Extracted entries>
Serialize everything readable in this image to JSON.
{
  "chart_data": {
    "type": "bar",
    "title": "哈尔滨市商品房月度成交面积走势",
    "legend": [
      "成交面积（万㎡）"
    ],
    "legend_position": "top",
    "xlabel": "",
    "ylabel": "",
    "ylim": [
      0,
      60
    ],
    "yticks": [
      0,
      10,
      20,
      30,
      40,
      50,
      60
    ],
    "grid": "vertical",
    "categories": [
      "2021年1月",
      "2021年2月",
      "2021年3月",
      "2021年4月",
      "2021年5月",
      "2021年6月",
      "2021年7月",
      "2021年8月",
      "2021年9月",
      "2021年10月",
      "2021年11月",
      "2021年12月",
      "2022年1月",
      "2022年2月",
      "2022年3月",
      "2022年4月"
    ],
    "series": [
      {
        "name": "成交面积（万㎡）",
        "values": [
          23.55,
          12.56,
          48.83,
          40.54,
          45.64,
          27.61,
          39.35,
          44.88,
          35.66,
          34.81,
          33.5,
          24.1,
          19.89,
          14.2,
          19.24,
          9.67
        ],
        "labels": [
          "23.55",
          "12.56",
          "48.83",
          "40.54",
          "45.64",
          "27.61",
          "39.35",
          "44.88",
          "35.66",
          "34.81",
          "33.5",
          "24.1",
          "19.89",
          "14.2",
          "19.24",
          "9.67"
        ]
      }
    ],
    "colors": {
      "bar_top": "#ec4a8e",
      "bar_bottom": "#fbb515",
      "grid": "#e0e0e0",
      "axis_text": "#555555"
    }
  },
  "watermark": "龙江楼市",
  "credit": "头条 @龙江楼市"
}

Exercise goal>
Would you copy out each line exactly as written?

The solution>
Serialize everything readable in this image to JSON.
{
  "chart_data": {
    "type": "bar",
    "title": "哈尔滨市商品房月度成交面积走势",
    "legend": [
      "成交面积（万㎡）"
    ],
    "legend_position": "top",
    "xlabel": "",
    "ylabel": "",
    "ylim": [
      0,
      60
    ],
    "yticks": [
      0,
      10,
      20,
      30,
      40,
      50,
      60
    ],
    "grid": "vertical",
    "categories": [
      "2021年1月",
      "2021年2月",
      "2021年3月",
      "2021年4月",
      "2021年5月",
      "2021年6月",
      "2021年7月",
      "2021年8月",
      "2021年9月",
      "2021年10月",
      "2021年11月",
      "2021年12月",
      "2022年1月",
      "2022年2月",
      "2022年3月",
      "2022年4月"
    ],
    "series": [
      {
        "name": "成交面积（万㎡）",
        "values": [
          23.55,
          12.56,
          48.83,
          40.54,
          45.64,
          27.61,
          39.35,
          44.88,
          35.66,
          34.81,
          33.5,
          24.1,
          19.89,
          14.2,
          19.24,
          9.67
        ],
        "labels": [
          "23.55",
          "12.56",
          "48.83",
          "40.54",
          "45.64",
          "27.61",
          "39.35",
          "44.88",
          "35.66",
          "34.81",
          "33.5",
          "24.1",
          "19.89",
          "14.2",
          "19.24",
          "9.67"
        ]
      }
    ],
    "colors": {
      "bar_top": "#ec4a8e",
      "bar_bottom": "#fbb515",
      "grid": "#e0e0e0",
      "axis_text": "#555555"
    }
  },
  "watermark": "龙江楼市",
  "credit": "头条 @龙江楼市"
}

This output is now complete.